Exercise directions:
Restate, word for word, all of the material shown below.

Records contained in a dataset:
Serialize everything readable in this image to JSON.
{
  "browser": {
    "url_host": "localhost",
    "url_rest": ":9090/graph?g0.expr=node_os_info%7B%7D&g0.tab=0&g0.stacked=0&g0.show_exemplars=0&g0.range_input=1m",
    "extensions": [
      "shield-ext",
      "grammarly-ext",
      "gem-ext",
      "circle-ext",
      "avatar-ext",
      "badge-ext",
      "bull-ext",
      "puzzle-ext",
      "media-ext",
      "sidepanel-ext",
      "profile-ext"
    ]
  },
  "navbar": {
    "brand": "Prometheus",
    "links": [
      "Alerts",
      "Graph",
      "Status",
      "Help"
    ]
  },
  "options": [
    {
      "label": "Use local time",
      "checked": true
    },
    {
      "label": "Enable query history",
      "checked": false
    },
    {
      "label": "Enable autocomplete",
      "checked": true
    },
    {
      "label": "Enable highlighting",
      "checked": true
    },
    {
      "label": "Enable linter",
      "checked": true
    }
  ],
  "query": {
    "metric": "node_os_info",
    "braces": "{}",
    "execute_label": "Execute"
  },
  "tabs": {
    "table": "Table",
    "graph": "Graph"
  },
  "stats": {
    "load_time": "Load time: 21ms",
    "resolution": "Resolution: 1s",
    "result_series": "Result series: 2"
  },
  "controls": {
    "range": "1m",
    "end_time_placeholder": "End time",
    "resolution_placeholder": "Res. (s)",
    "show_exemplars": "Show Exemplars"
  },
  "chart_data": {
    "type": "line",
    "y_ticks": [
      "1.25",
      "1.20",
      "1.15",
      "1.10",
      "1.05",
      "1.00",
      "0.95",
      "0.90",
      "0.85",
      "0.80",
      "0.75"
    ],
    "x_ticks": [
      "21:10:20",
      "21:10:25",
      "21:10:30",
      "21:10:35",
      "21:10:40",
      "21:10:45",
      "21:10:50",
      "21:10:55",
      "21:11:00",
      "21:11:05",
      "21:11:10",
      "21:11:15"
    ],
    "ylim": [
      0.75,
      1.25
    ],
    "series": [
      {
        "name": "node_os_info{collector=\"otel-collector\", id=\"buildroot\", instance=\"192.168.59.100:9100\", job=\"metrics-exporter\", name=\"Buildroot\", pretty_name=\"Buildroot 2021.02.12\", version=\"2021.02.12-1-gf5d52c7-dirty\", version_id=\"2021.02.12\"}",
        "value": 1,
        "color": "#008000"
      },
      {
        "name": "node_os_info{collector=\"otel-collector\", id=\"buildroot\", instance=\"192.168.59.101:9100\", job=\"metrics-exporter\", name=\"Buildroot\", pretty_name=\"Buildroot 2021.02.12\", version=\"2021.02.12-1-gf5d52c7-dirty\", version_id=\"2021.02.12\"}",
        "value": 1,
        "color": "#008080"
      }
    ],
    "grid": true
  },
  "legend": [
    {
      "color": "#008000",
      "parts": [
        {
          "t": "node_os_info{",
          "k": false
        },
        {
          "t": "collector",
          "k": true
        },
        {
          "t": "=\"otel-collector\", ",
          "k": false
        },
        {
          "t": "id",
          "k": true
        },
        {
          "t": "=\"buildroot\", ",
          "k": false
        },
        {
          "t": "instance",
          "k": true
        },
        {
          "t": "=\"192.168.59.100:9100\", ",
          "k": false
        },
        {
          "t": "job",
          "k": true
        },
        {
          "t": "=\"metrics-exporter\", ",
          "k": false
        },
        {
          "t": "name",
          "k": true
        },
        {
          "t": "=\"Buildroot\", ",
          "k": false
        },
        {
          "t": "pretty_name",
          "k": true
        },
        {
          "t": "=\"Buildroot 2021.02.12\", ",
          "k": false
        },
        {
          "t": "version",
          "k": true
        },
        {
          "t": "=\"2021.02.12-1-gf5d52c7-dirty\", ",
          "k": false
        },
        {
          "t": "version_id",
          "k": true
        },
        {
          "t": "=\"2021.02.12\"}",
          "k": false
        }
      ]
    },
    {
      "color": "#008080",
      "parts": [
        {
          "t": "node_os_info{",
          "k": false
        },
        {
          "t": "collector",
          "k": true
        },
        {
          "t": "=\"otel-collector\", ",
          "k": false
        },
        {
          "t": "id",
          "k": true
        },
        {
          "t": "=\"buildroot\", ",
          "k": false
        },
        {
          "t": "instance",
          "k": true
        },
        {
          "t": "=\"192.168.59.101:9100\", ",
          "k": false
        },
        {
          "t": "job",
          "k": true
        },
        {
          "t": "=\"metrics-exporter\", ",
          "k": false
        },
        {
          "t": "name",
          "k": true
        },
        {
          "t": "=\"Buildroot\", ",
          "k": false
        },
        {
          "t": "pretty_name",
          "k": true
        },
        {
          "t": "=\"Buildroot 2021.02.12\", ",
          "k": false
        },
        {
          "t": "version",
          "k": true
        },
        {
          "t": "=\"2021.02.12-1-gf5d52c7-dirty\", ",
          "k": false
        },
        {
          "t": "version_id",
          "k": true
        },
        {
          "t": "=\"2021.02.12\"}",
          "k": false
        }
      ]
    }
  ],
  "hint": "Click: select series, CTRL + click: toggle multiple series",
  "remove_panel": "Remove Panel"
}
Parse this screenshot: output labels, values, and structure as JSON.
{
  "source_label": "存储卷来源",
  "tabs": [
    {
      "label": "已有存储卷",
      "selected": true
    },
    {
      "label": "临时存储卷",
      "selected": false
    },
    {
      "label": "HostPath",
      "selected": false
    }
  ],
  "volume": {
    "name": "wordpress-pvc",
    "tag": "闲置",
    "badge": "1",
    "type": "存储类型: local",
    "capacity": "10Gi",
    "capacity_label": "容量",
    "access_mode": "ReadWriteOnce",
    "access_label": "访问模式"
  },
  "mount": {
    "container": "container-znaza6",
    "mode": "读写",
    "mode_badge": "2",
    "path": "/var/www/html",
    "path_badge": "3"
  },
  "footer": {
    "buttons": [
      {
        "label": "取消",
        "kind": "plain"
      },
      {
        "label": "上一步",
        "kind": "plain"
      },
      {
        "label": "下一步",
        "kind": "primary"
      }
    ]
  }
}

Task response:
Serialize everything readable in this image to JSON.
{
  "browser": {
    "url_host": "localhost",
    "url_rest": ":9090/graph?g0.expr=node_os_info%7B%7D&g0.tab=0&g0.stacked=0&g0.show_exemplars=0&g0.range_input=1m",
    "extensions": [
      "shield-ext",
      "grammarly-ext",
      "gem-ext",
      "circle-ext",
      "avatar-ext",
      "badge-ext",
      "bull-ext",
      "puzzle-ext",
      "media-ext",
      "sidepanel-ext",
      "profile-ext"
    ]
  },
  "navbar": {
    "brand": "Prometheus",
    "links": [
      "Alerts",
      "Graph",
      "Status",
      "Help"
    ]
  },
  "options": [
    {
      "label": "Use local time",
      "checked": true
    },
    {
      "label": "Enable query history",
      "checked": false
    },
    {
      "label": "Enable autocomplete",
      "checked": true
    },
    {
      "label": "Enable highlighting",
      "checked": true
    },
    {
      "label": "Enable linter",
      "checked": true
    }
  ],
  "query": {
    "metric": "node_os_info",
    "braces": "{}",
    "execute_label": "Execute"
  },
  "tabs": {
    "table": "Table",
    "graph": "Graph"
  },
  "stats": {
    "load_time": "Load time: 21ms",
    "resolution": "Resolution: 1s",
    "result_series": "Result series: 2"
  },
  "controls": {
    "range": "1m",
    "end_time_placeholder": "End time",
    "resolution_placeholder": "Res. (s)",
    "show_exemplars": "Show Exemplars"
  },
  "chart_data": {
    "type": "line",
    "y_ticks": [
      "1.25",
      "1.20",
      "1.15",
      "1.10",
      "1.05",
      "1.00",
      "0.95",
      "0.90",
      "0.85",
      "0.80",
      "0.75"
    ],
    "x_ticks": [
      "21:10:20",
      "21:10:25",
      "21:10:30",
      "21:10:35",
      "21:10:40",
      "21:10:45",
      "21:10:50",
      "21:10:55",
      "21:11:00",
      "21:11:05",
      "21:11:10",
      "21:11:15"
    ],
    "ylim": [
      0.75,
      1.25
    ],
    "series": [
      {
        "name": "node_os_info{collector=\"otel-collector\", id=\"buildroot\", instance=\"192.168.59.100:9100\", job=\"metrics-exporter\", name=\"Buildroot\", pretty_name=\"Buildroot 2021.02.12\", version=\"2021.02.12-1-gf5d52c7-dirty\", version_id=\"2021.02.12\"}",
        "value": 1,
        "color": "#008000"
      },
      {
        "name": "node_os_info{collector=\"otel-collector\", id=\"buildroot\", instance=\"192.168.59.101:9100\", job=\"metrics-exporter\", name=\"Buildroot\", pretty_name=\"Buildroot 2021.02.12\", version=\"2021.02.12-1-gf5d52c7-dirty\", version_id=\"2021.02.12\"}",
        "value": 1,
        "color": "#008080"
      }
    ],
    "grid": true
  },
  "legend": [
    {
      "color": "#008000",
      "parts": [
        {
          "t": "node_os_info{",
          "k": false
        },
        {
          "t": "collector",
          "k": true
        },
        {
          "t": "=\"otel-collector\", ",
          "k": false
        },
        {
          "t": "id",
          "k": true
        },
        {
          "t": "=\"buildroot\", ",
          "k": false
        },
        {
          "t": "instance",
          "k": true
        },
        {
          "t": "=\"192.168.59.100:9100\", ",
          "k": false
        },
        {
          "t": "job",
          "k": true
        },
        {
          "t": "=\"metrics-exporter\", ",
          "k": false
        },
        {
          "t": "name",
          "k": true
        },
        {
          "t": "=\"Buildroot\", ",
          "k": false
        },
        {
          "t": "pretty_name",
          "k": true
        },
        {
          "t": "=\"Buildroot 2021.02.12\", ",
          "k": false
        },
        {
          "t": "version",
          "k": true
        },
        {
          "t": "=\"2021.02.12-1-gf5d52c7-dirty\", ",
          "k": false
        },
        {
          "t": "version_id",
          "k": true
        },
        {
          "t": "=\"2021.02.12\"}",
          "k": false
        }
      ]
    },
    {
      "color": "#008080",
      "parts": [
        {
          "t": "node_os_info{",
          "k": false
        },
        {
          "t": "collector",
          "k": true
        },
        {
          "t": "=\"otel-collector\", ",
          "k": false
        },
        {
          "t": "id",
          "k": true
        },
        {
          "t": "=\"buildroot\", ",
          "k": false
        },
        {
          "t": "instance",
          "k": true
        },
        {
          "t": "=\"192.168.59.101:9100\", ",
          "k": false
        },
        {
          "t": "job",
          "k": true
        },
        {
          "t": "=\"metrics-exporter\", ",
          "k": false
        },
        {
          "t": "name",
          "k": true
        },
        {
          "t": "=\"Buildroot\", ",
          "k": false
        },
        {
          "t": "pretty_name",
          "k": true
        },
        {
          "t": "=\"Buildroot 2021.02.12\", ",
          "k": false
        },
        {
          "t": "version",
          "k": true
        },
        {
          "t": "=\"2021.02.12-1-gf5d52c7-dirty\", ",
          "k": false
        },
        {
          "t": "version_id",
          "k": true
        },
        {
          "t": "=\"2021.02.12\"}",
          "k": false
        }
      ]
    }
  ],
  "hint": "Click: select series, CTRL + click: toggle multiple series",
  "remove_panel": "Remove Panel"
}
Parse this screenshot: output labels, values, and structure as JSON.
{
  "source_label": "存储卷来源",
  "tabs": [
    {
      "label": "已有存储卷",
      "selected": true
    },
    {
      "label": "临时存储卷",
      "selected": false
    },
    {
      "label": "HostPath",
      "selected": false
    }
  ],
  "volume": {
    "name": "wordpress-pvc",
    "tag": "闲置",
    "badge": "1",
    "type": "存储类型: local",
    "capacity": "10Gi",
    "capacity_label": "容量",
    "access_mode": "ReadWriteOnce",
    "access_label": "访问模式"
  },
  "mount": {
    "container": "container-znaza6",
    "mode": "读写",
    "mode_badge": "2",
    "path": "/var/www/html",
    "path_badge": "3"
  },
  "footer": {
    "buttons": [
      {
        "label": "取消",
        "kind": "plain"
      },
      {
        "label": "上一步",
        "kind": "plain"
      },
      {
        "label": "下一步",
        "kind": "primary"
      }
    ]
  }
}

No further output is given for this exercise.